→ **Written request**: Work out how many lines of the records contain "JSON". Answer with the number and nothing else.

--- START OF Data supplied ---

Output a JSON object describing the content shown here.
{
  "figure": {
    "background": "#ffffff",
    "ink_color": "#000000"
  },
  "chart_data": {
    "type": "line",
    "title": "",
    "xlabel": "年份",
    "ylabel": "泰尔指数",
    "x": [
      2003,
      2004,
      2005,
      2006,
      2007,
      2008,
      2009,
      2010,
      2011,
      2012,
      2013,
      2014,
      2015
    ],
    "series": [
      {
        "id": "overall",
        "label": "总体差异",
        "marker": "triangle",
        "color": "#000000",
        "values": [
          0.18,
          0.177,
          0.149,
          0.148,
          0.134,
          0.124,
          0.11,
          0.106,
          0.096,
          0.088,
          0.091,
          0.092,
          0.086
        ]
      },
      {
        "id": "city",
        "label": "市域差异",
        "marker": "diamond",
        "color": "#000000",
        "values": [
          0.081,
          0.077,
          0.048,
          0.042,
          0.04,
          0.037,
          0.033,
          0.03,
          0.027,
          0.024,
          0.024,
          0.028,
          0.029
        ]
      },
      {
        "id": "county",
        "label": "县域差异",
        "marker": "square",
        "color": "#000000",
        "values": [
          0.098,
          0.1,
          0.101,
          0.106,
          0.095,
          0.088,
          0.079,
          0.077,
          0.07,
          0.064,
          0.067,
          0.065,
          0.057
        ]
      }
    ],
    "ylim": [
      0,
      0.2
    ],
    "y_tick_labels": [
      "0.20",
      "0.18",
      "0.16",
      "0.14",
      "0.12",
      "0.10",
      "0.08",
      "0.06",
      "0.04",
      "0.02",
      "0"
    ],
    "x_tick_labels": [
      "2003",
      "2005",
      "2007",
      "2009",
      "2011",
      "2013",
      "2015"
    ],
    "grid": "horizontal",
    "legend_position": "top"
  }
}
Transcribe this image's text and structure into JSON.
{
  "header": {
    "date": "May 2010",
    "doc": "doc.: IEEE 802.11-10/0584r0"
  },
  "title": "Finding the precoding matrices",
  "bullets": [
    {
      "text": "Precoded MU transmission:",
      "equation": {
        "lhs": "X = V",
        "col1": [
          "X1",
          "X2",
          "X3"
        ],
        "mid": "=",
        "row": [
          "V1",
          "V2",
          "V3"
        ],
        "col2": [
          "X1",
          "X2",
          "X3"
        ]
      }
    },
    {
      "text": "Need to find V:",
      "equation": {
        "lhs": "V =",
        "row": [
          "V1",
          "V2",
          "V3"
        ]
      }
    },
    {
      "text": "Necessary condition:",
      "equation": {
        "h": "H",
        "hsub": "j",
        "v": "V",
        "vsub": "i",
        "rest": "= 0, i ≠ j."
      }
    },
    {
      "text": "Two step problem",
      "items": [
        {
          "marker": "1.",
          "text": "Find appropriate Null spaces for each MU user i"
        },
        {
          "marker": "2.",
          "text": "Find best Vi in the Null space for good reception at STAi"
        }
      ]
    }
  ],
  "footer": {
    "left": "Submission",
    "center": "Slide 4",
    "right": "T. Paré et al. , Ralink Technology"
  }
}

--- END OF Data supplied ---

→ **Result of the exercise**: 2